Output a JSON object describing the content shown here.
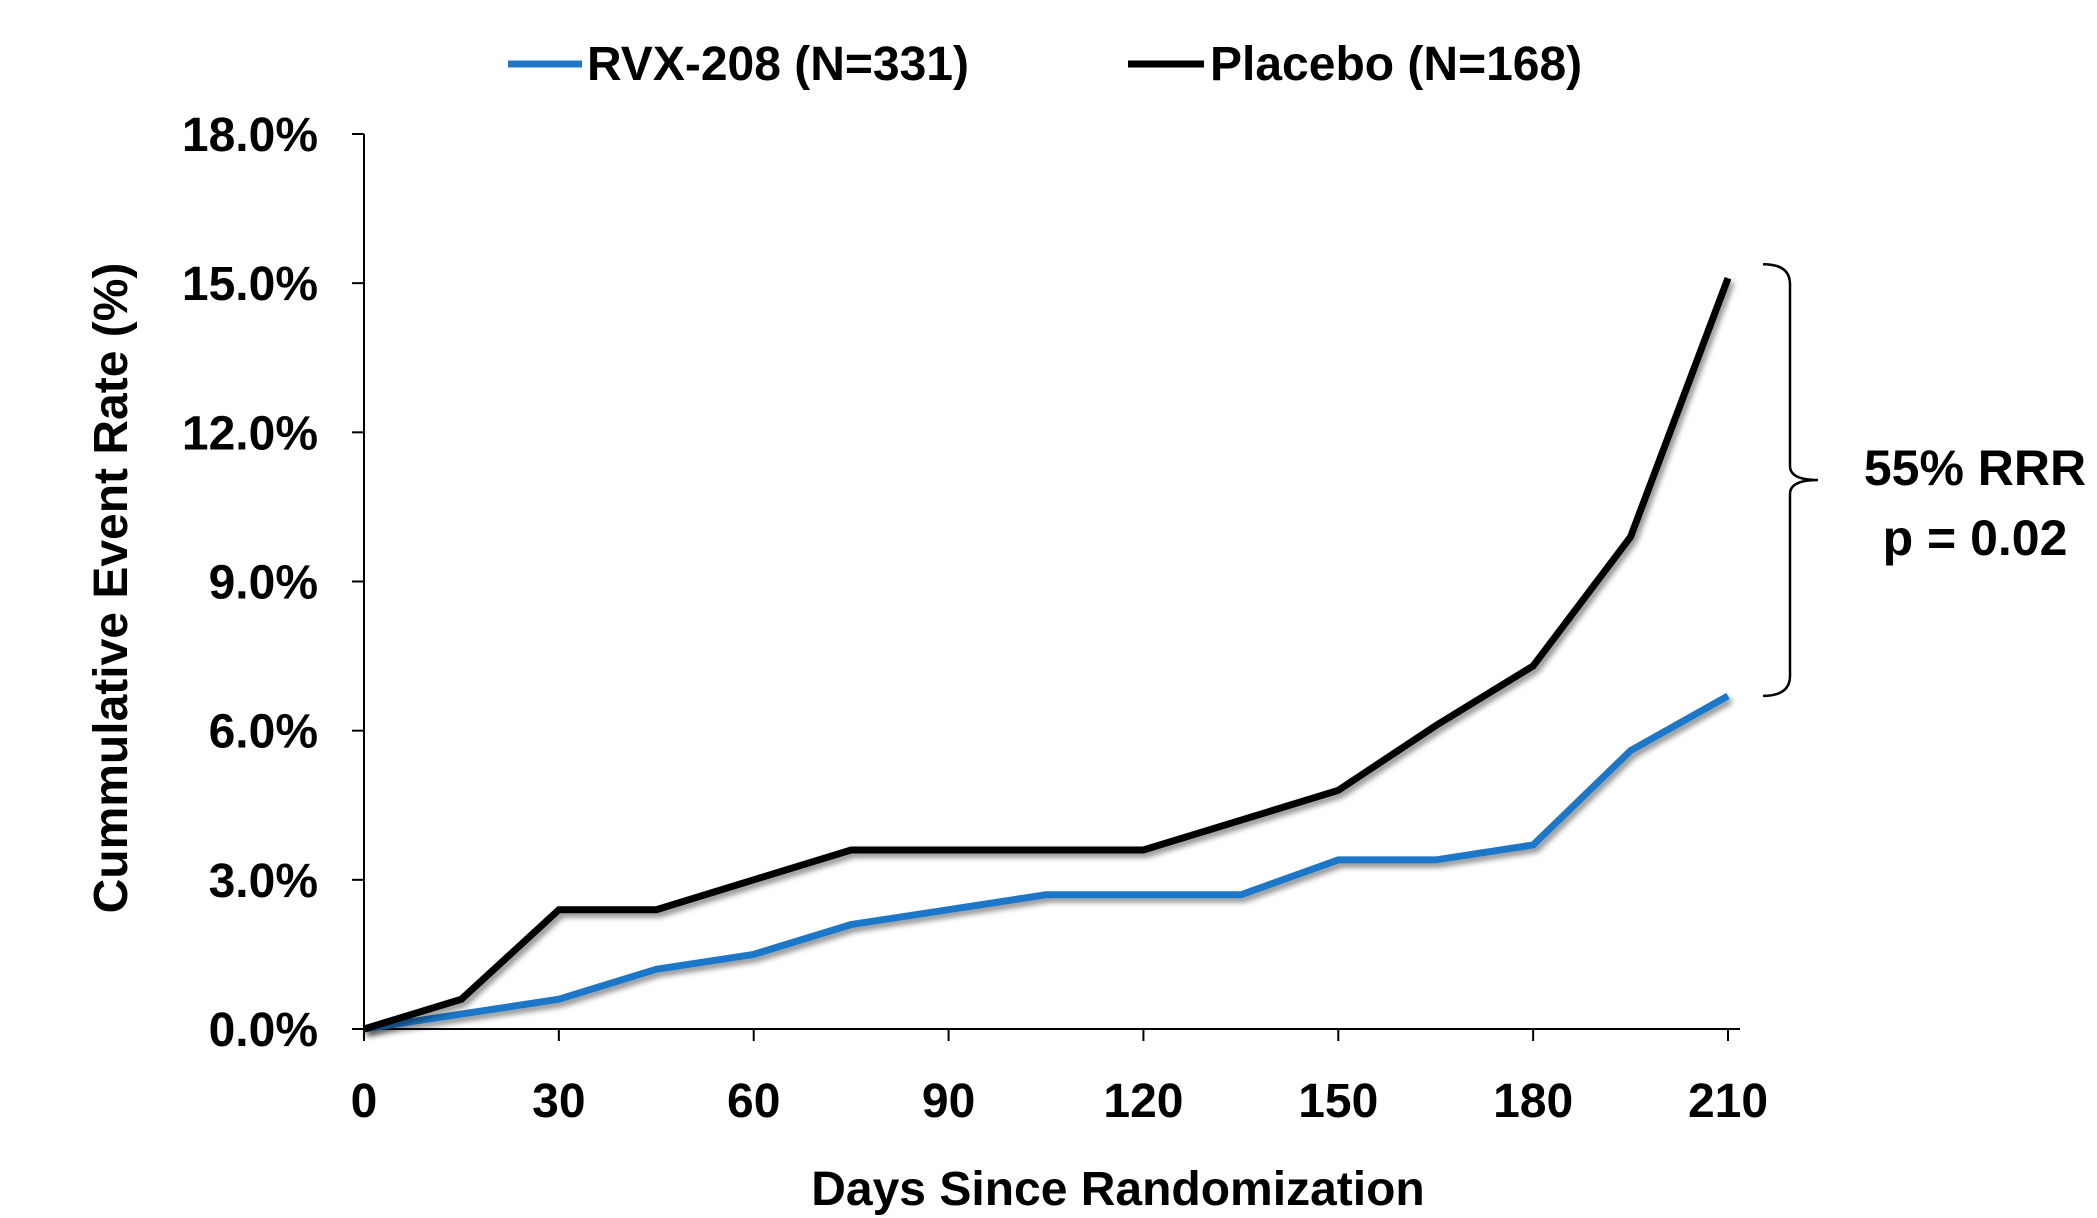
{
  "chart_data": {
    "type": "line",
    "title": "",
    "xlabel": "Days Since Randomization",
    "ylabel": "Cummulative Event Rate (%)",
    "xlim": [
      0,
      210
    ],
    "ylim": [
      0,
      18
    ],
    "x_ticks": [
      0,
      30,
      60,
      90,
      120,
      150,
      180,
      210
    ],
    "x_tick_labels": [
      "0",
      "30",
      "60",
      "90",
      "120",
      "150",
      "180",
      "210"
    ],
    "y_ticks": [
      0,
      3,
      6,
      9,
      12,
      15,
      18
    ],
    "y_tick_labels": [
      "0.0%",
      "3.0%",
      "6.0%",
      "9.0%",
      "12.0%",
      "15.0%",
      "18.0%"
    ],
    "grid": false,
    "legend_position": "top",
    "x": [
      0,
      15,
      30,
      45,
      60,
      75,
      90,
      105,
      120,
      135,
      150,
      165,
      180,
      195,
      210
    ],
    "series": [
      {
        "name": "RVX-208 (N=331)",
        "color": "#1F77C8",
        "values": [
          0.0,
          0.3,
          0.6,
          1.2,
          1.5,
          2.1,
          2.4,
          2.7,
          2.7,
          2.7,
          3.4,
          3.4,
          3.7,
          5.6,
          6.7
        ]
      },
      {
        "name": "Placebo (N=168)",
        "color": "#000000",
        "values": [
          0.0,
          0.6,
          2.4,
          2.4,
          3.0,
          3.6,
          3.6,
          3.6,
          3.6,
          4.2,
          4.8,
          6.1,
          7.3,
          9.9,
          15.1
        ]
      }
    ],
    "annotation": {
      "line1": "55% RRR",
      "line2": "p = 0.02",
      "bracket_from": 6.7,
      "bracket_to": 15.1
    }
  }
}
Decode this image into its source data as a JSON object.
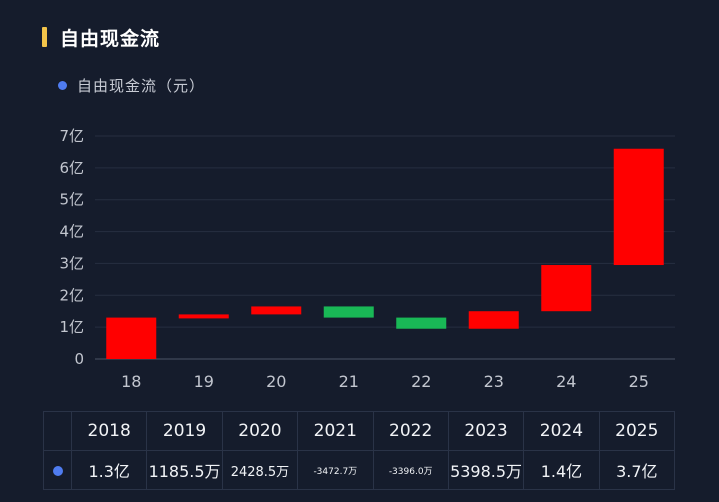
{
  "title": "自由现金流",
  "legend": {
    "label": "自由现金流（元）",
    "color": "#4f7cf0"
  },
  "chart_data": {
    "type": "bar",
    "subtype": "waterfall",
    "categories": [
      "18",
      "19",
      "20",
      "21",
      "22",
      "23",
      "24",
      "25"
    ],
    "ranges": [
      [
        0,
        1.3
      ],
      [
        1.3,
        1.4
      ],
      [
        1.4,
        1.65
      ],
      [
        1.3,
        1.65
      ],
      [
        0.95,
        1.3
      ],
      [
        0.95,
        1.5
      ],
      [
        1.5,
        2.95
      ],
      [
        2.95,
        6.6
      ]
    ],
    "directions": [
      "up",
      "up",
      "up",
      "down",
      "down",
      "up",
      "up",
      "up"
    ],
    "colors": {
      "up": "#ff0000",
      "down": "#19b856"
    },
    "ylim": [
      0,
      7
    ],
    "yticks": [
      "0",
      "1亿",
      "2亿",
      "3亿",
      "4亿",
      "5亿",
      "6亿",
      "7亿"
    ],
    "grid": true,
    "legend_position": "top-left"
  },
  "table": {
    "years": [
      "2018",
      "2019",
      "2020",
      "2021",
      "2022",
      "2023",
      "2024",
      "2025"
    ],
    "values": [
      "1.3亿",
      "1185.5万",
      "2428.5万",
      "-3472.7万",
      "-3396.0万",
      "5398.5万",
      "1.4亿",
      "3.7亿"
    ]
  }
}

* Stated goal
List the lines of the records where "object" occurs.

* Exercise output
Output a JSON object describing the content shown here.
Decode this image into its source data as a JSON object.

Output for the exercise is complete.